EXERCISE GOAL
Can you restate the records below word for word?

RECORD EXCERPTS
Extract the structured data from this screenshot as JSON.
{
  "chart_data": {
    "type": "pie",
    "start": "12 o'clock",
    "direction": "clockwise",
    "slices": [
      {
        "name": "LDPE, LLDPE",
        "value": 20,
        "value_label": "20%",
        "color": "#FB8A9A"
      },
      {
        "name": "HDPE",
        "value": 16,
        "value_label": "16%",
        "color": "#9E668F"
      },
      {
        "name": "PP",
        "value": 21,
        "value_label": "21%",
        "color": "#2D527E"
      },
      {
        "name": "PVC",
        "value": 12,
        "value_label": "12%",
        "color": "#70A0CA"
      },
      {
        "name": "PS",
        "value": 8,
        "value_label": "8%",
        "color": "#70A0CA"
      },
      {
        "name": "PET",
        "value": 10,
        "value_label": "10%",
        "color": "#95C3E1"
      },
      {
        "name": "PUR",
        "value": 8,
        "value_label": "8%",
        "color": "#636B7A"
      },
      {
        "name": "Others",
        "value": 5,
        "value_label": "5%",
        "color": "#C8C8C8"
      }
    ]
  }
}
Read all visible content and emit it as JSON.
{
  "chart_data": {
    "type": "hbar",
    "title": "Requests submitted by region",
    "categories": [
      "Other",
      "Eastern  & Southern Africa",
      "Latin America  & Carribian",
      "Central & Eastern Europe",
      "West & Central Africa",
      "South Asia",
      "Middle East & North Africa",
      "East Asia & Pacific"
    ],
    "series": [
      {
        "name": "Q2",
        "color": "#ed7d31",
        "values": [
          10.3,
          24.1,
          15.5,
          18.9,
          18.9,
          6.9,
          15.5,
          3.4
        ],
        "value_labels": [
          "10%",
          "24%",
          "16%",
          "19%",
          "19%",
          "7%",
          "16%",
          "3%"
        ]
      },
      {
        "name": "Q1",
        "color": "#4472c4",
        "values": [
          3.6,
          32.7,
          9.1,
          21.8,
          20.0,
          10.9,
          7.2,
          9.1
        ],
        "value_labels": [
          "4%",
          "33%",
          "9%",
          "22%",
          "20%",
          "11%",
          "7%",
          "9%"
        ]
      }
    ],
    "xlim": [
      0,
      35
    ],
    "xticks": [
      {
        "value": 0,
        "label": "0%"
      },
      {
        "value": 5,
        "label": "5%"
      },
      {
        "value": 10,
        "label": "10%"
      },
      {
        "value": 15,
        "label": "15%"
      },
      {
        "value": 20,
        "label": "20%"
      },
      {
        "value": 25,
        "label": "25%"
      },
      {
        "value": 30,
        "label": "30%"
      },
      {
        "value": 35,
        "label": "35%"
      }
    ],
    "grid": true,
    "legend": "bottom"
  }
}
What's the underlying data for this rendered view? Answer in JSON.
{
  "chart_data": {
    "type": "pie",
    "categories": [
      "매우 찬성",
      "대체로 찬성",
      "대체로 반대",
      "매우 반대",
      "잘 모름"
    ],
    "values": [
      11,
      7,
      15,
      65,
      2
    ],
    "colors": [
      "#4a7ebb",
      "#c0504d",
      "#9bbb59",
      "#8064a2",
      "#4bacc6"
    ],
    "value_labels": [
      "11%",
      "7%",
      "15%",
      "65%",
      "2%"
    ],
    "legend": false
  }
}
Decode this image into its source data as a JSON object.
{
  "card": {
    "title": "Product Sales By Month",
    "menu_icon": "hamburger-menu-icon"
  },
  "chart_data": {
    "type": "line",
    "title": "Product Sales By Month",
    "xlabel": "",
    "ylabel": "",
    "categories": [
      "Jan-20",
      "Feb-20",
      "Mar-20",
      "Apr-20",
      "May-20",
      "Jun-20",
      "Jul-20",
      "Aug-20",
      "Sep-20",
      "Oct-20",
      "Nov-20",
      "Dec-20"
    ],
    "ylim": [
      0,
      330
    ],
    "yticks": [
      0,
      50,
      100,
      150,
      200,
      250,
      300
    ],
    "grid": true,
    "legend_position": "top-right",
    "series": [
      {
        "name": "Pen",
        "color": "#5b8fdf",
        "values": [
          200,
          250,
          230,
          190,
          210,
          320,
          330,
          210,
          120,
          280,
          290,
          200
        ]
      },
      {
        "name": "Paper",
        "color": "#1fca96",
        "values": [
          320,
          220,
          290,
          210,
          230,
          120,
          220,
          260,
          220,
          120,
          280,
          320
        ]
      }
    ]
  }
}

COMPLETE ANSWER
Extract the structured data from this screenshot as JSON.
{
  "chart_data": {
    "type": "pie",
    "start": "12 o'clock",
    "direction": "clockwise",
    "slices": [
      {
        "name": "LDPE, LLDPE",
        "value": 20,
        "value_label": "20%",
        "color": "#FB8A9A"
      },
      {
        "name": "HDPE",
        "value": 16,
        "value_label": "16%",
        "color": "#9E668F"
      },
      {
        "name": "PP",
        "value": 21,
        "value_label": "21%",
        "color": "#2D527E"
      },
      {
        "name": "PVC",
        "value": 12,
        "value_label": "12%",
        "color": "#70A0CA"
      },
      {
        "name": "PS",
        "value": 8,
        "value_label": "8%",
        "color": "#70A0CA"
      },
      {
        "name": "PET",
        "value": 10,
        "value_label": "10%",
        "color": "#95C3E1"
      },
      {
        "name": "PUR",
        "value": 8,
        "value_label": "8%",
        "color": "#636B7A"
      },
      {
        "name": "Others",
        "value": 5,
        "value_label": "5%",
        "color": "#C8C8C8"
      }
    ]
  }
}
Read all visible content and emit it as JSON.
{
  "chart_data": {
    "type": "hbar",
    "title": "Requests submitted by region",
    "categories": [
      "Other",
      "Eastern  & Southern Africa",
      "Latin America  & Carribian",
      "Central & Eastern Europe",
      "West & Central Africa",
      "South Asia",
      "Middle East & North Africa",
      "East Asia & Pacific"
    ],
    "series": [
      {
        "name": "Q2",
        "color": "#ed7d31",
        "values": [
          10.3,
          24.1,
          15.5,
          18.9,
          18.9,
          6.9,
          15.5,
          3.4
        ],
        "value_labels": [
          "10%",
          "24%",
          "16%",
          "19%",
          "19%",
          "7%",
          "16%",
          "3%"
        ]
      },
      {
        "name": "Q1",
        "color": "#4472c4",
        "values": [
          3.6,
          32.7,
          9.1,
          21.8,
          20.0,
          10.9,
          7.2,
          9.1
        ],
        "value_labels": [
          "4%",
          "33%",
          "9%",
          "22%",
          "20%",
          "11%",
          "7%",
          "9%"
        ]
      }
    ],
    "xlim": [
      0,
      35
    ],
    "xticks": [
      {
        "value": 0,
        "label": "0%"
      },
      {
        "value": 5,
        "label": "5%"
      },
      {
        "value": 10,
        "label": "10%"
      },
      {
        "value": 15,
        "label": "15%"
      },
      {
        "value": 20,
        "label": "20%"
      },
      {
        "value": 25,
        "label": "25%"
      },
      {
        "value": 30,
        "label": "30%"
      },
      {
        "value": 35,
        "label": "35%"
      }
    ],
    "grid": true,
    "legend": "bottom"
  }
}
What's the underlying data for this rendered view? Answer in JSON.
{
  "chart_data": {
    "type": "pie",
    "categories": [
      "매우 찬성",
      "대체로 찬성",
      "대체로 반대",
      "매우 반대",
      "잘 모름"
    ],
    "values": [
      11,
      7,
      15,
      65,
      2
    ],
    "colors": [
      "#4a7ebb",
      "#c0504d",
      "#9bbb59",
      "#8064a2",
      "#4bacc6"
    ],
    "value_labels": [
      "11%",
      "7%",
      "15%",
      "65%",
      "2%"
    ],
    "legend": false
  }
}
Decode this image into its source data as a JSON object.
{
  "card": {
    "title": "Product Sales By Month",
    "menu_icon": "hamburger-menu-icon"
  },
  "chart_data": {
    "type": "line",
    "title": "Product Sales By Month",
    "xlabel": "",
    "ylabel": "",
    "categories": [
      "Jan-20",
      "Feb-20",
      "Mar-20",
      "Apr-20",
      "May-20",
      "Jun-20",
      "Jul-20",
      "Aug-20",
      "Sep-20",
      "Oct-20",
      "Nov-20",
      "Dec-20"
    ],
    "ylim": [
      0,
      330
    ],
    "yticks": [
      0,
      50,
      100,
      150,
      200,
      250,
      300
    ],
    "grid": true,
    "legend_position": "top-right",
    "series": [
      {
        "name": "Pen",
        "color": "#5b8fdf",
        "values": [
          200,
          250,
          230,
          190,
          210,
          320,
          330,
          210,
          120,
          280,
          290,
          200
        ]
      },
      {
        "name": "Paper",
        "color": "#1fca96",
        "values": [
          320,
          220,
          290,
          210,
          230,
          120,
          220,
          260,
          220,
          120,
          280,
          320
        ]
      }
    ]
  }
}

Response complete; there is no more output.